• _Rows from a figure dataset_:
(begin)
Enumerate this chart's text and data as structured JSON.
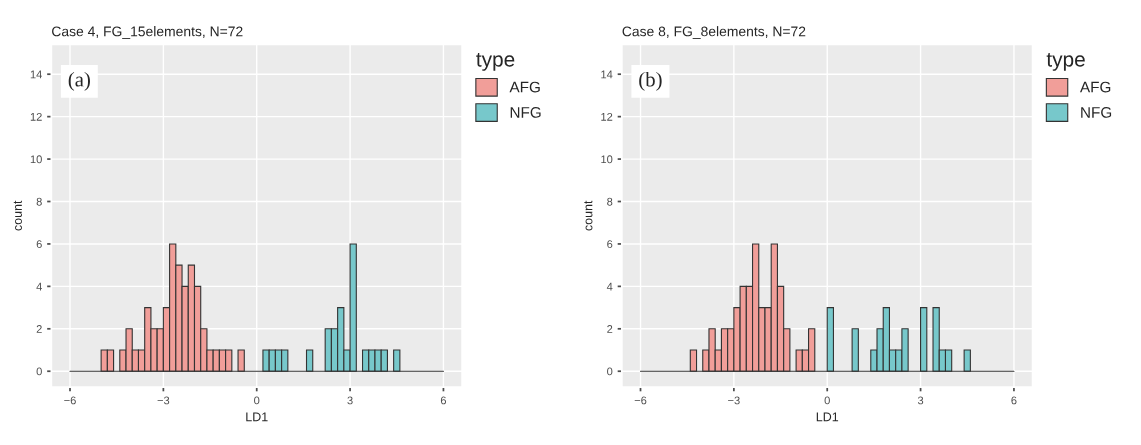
{
  "chart_data": [
    {
      "type": "histogram",
      "title": "Case 4, FG_15elements, N=72",
      "xlabel": "LD1",
      "ylabel": "count",
      "legend_title": "type",
      "annotations": [
        "(a)"
      ],
      "bins": [
        -6.0,
        -5.8,
        -5.6,
        -5.4,
        -5.2,
        -5.0,
        -4.8,
        -4.6,
        -4.4,
        -4.2,
        -4.0,
        -3.8,
        -3.6,
        -3.4,
        -3.2,
        -3.0,
        -2.8,
        -2.6,
        -2.4,
        -2.2,
        -2.0,
        -1.8,
        -1.6,
        -1.4,
        -1.2,
        -1.0,
        -0.8,
        -0.6,
        -0.4,
        -0.2,
        0.0,
        0.2,
        0.4,
        0.6,
        0.8,
        1.0,
        1.2,
        1.4,
        1.6,
        1.8,
        2.0,
        2.2,
        2.4,
        2.6,
        2.8,
        3.0,
        3.2,
        3.4,
        3.6,
        3.8,
        4.0,
        4.2,
        4.4,
        4.6,
        4.8,
        5.0,
        5.2,
        5.4,
        5.6,
        5.8,
        6.0
      ],
      "series": [
        {
          "name": "AFG",
          "color": "#f19e99",
          "values": [
            0,
            0,
            0,
            0,
            0,
            1,
            1,
            0,
            1,
            2,
            1,
            1,
            3,
            2,
            2,
            3,
            6,
            5,
            4,
            5,
            4,
            2,
            1,
            1,
            1,
            1,
            0,
            1,
            0,
            0,
            0,
            0,
            0,
            0,
            0,
            0,
            0,
            0,
            0,
            0,
            0,
            0,
            0,
            0,
            0,
            0,
            0,
            0,
            0,
            0,
            0,
            0,
            0,
            0,
            0,
            0,
            0,
            0,
            0,
            0
          ]
        },
        {
          "name": "NFG",
          "color": "#77c8cb",
          "values": [
            0,
            0,
            0,
            0,
            0,
            0,
            0,
            0,
            0,
            0,
            0,
            0,
            0,
            0,
            0,
            0,
            0,
            0,
            0,
            0,
            0,
            0,
            0,
            0,
            0,
            0,
            0,
            0,
            0,
            0,
            0,
            1,
            1,
            1,
            1,
            0,
            0,
            0,
            1,
            0,
            0,
            2,
            2,
            3,
            1,
            6,
            0,
            1,
            1,
            1,
            1,
            0,
            1,
            0,
            0,
            0,
            0,
            0,
            0,
            0
          ]
        }
      ],
      "xlim": [
        -6.6,
        6.6
      ],
      "ylim": [
        -0.75,
        15.4
      ],
      "xticks": [
        -6,
        -3,
        0,
        3,
        6
      ],
      "yticks": [
        0,
        2,
        4,
        6,
        8,
        10,
        12,
        14
      ],
      "grid": true,
      "legend": "top right"
    },
    {
      "type": "histogram",
      "title": "Case 8, FG_8elements, N=72",
      "xlabel": "LD1",
      "ylabel": "count",
      "legend_title": "type",
      "annotations": [
        "(b)"
      ],
      "bins": [
        -6.0,
        -5.8,
        -5.6,
        -5.4,
        -5.2,
        -5.0,
        -4.8,
        -4.6,
        -4.4,
        -4.2,
        -4.0,
        -3.8,
        -3.6,
        -3.4,
        -3.2,
        -3.0,
        -2.8,
        -2.6,
        -2.4,
        -2.2,
        -2.0,
        -1.8,
        -1.6,
        -1.4,
        -1.2,
        -1.0,
        -0.8,
        -0.6,
        -0.4,
        -0.2,
        0.0,
        0.2,
        0.4,
        0.6,
        0.8,
        1.0,
        1.2,
        1.4,
        1.6,
        1.8,
        2.0,
        2.2,
        2.4,
        2.6,
        2.8,
        3.0,
        3.2,
        3.4,
        3.6,
        3.8,
        4.0,
        4.2,
        4.4,
        4.6,
        4.8,
        5.0,
        5.2,
        5.4,
        5.6,
        5.8,
        6.0
      ],
      "series": [
        {
          "name": "AFG",
          "color": "#f19e99",
          "values": [
            0,
            0,
            0,
            0,
            0,
            0,
            0,
            0,
            1,
            0,
            1,
            2,
            1,
            2,
            2,
            3,
            4,
            4,
            6,
            3,
            3,
            6,
            4,
            2,
            0,
            1,
            1,
            2,
            0,
            0,
            0,
            0,
            0,
            0,
            0,
            0,
            0,
            0,
            0,
            0,
            0,
            0,
            0,
            0,
            0,
            0,
            0,
            0,
            0,
            0,
            0,
            0,
            0,
            0,
            0,
            0,
            0,
            0,
            0,
            0
          ]
        },
        {
          "name": "NFG",
          "color": "#77c8cb",
          "values": [
            0,
            0,
            0,
            0,
            0,
            0,
            0,
            0,
            0,
            0,
            0,
            0,
            0,
            0,
            0,
            0,
            0,
            0,
            0,
            0,
            0,
            0,
            0,
            0,
            0,
            0,
            0,
            0,
            0,
            0,
            3,
            0,
            0,
            0,
            2,
            0,
            0,
            1,
            2,
            3,
            1,
            1,
            2,
            0,
            0,
            3,
            0,
            3,
            1,
            1,
            0,
            0,
            1,
            0,
            0,
            0,
            0,
            0,
            0,
            0
          ]
        }
      ],
      "xlim": [
        -6.6,
        6.6
      ],
      "ylim": [
        -0.75,
        15.4
      ],
      "xticks": [
        -6,
        -3,
        0,
        3,
        6
      ],
      "yticks": [
        0,
        2,
        4,
        6,
        8,
        10,
        12,
        14
      ],
      "grid": true,
      "legend": "top right"
    }
  ]
}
(end)
• _TASK REQUIREMENTS_: Each record above should come back exactly the same, only without its pictures.

• _OUTPUT FOR THIS EXERCISE_:
Enumerate this chart's text and data as structured JSON.
{
  "chart_data": [
    {
      "type": "histogram",
      "title": "Case 4, FG_15elements, N=72",
      "xlabel": "LD1",
      "ylabel": "count",
      "legend_title": "type",
      "annotations": [
        "(a)"
      ],
      "bins": [
        -6.0,
        -5.8,
        -5.6,
        -5.4,
        -5.2,
        -5.0,
        -4.8,
        -4.6,
        -4.4,
        -4.2,
        -4.0,
        -3.8,
        -3.6,
        -3.4,
        -3.2,
        -3.0,
        -2.8,
        -2.6,
        -2.4,
        -2.2,
        -2.0,
        -1.8,
        -1.6,
        -1.4,
        -1.2,
        -1.0,
        -0.8,
        -0.6,
        -0.4,
        -0.2,
        0.0,
        0.2,
        0.4,
        0.6,
        0.8,
        1.0,
        1.2,
        1.4,
        1.6,
        1.8,
        2.0,
        2.2,
        2.4,
        2.6,
        2.8,
        3.0,
        3.2,
        3.4,
        3.6,
        3.8,
        4.0,
        4.2,
        4.4,
        4.6,
        4.8,
        5.0,
        5.2,
        5.4,
        5.6,
        5.8,
        6.0
      ],
      "series": [
        {
          "name": "AFG",
          "color": "#f19e99",
          "values": [
            0,
            0,
            0,
            0,
            0,
            1,
            1,
            0,
            1,
            2,
            1,
            1,
            3,
            2,
            2,
            3,
            6,
            5,
            4,
            5,
            4,
            2,
            1,
            1,
            1,
            1,
            0,
            1,
            0,
            0,
            0,
            0,
            0,
            0,
            0,
            0,
            0,
            0,
            0,
            0,
            0,
            0,
            0,
            0,
            0,
            0,
            0,
            0,
            0,
            0,
            0,
            0,
            0,
            0,
            0,
            0,
            0,
            0,
            0,
            0
          ]
        },
        {
          "name": "NFG",
          "color": "#77c8cb",
          "values": [
            0,
            0,
            0,
            0,
            0,
            0,
            0,
            0,
            0,
            0,
            0,
            0,
            0,
            0,
            0,
            0,
            0,
            0,
            0,
            0,
            0,
            0,
            0,
            0,
            0,
            0,
            0,
            0,
            0,
            0,
            0,
            1,
            1,
            1,
            1,
            0,
            0,
            0,
            1,
            0,
            0,
            2,
            2,
            3,
            1,
            6,
            0,
            1,
            1,
            1,
            1,
            0,
            1,
            0,
            0,
            0,
            0,
            0,
            0,
            0
          ]
        }
      ],
      "xlim": [
        -6.6,
        6.6
      ],
      "ylim": [
        -0.75,
        15.4
      ],
      "xticks": [
        -6,
        -3,
        0,
        3,
        6
      ],
      "yticks": [
        0,
        2,
        4,
        6,
        8,
        10,
        12,
        14
      ],
      "grid": true,
      "legend": "top right"
    },
    {
      "type": "histogram",
      "title": "Case 8, FG_8elements, N=72",
      "xlabel": "LD1",
      "ylabel": "count",
      "legend_title": "type",
      "annotations": [
        "(b)"
      ],
      "bins": [
        -6.0,
        -5.8,
        -5.6,
        -5.4,
        -5.2,
        -5.0,
        -4.8,
        -4.6,
        -4.4,
        -4.2,
        -4.0,
        -3.8,
        -3.6,
        -3.4,
        -3.2,
        -3.0,
        -2.8,
        -2.6,
        -2.4,
        -2.2,
        -2.0,
        -1.8,
        -1.6,
        -1.4,
        -1.2,
        -1.0,
        -0.8,
        -0.6,
        -0.4,
        -0.2,
        0.0,
        0.2,
        0.4,
        0.6,
        0.8,
        1.0,
        1.2,
        1.4,
        1.6,
        1.8,
        2.0,
        2.2,
        2.4,
        2.6,
        2.8,
        3.0,
        3.2,
        3.4,
        3.6,
        3.8,
        4.0,
        4.2,
        4.4,
        4.6,
        4.8,
        5.0,
        5.2,
        5.4,
        5.6,
        5.8,
        6.0
      ],
      "series": [
        {
          "name": "AFG",
          "color": "#f19e99",
          "values": [
            0,
            0,
            0,
            0,
            0,
            0,
            0,
            0,
            1,
            0,
            1,
            2,
            1,
            2,
            2,
            3,
            4,
            4,
            6,
            3,
            3,
            6,
            4,
            2,
            0,
            1,
            1,
            2,
            0,
            0,
            0,
            0,
            0,
            0,
            0,
            0,
            0,
            0,
            0,
            0,
            0,
            0,
            0,
            0,
            0,
            0,
            0,
            0,
            0,
            0,
            0,
            0,
            0,
            0,
            0,
            0,
            0,
            0,
            0,
            0
          ]
        },
        {
          "name": "NFG",
          "color": "#77c8cb",
          "values": [
            0,
            0,
            0,
            0,
            0,
            0,
            0,
            0,
            0,
            0,
            0,
            0,
            0,
            0,
            0,
            0,
            0,
            0,
            0,
            0,
            0,
            0,
            0,
            0,
            0,
            0,
            0,
            0,
            0,
            0,
            3,
            0,
            0,
            0,
            2,
            0,
            0,
            1,
            2,
            3,
            1,
            1,
            2,
            0,
            0,
            3,
            0,
            3,
            1,
            1,
            0,
            0,
            1,
            0,
            0,
            0,
            0,
            0,
            0,
            0
          ]
        }
      ],
      "xlim": [
        -6.6,
        6.6
      ],
      "ylim": [
        -0.75,
        15.4
      ],
      "xticks": [
        -6,
        -3,
        0,
        3,
        6
      ],
      "yticks": [
        0,
        2,
        4,
        6,
        8,
        10,
        12,
        14
      ],
      "grid": true,
      "legend": "top right"
    }
  ]
}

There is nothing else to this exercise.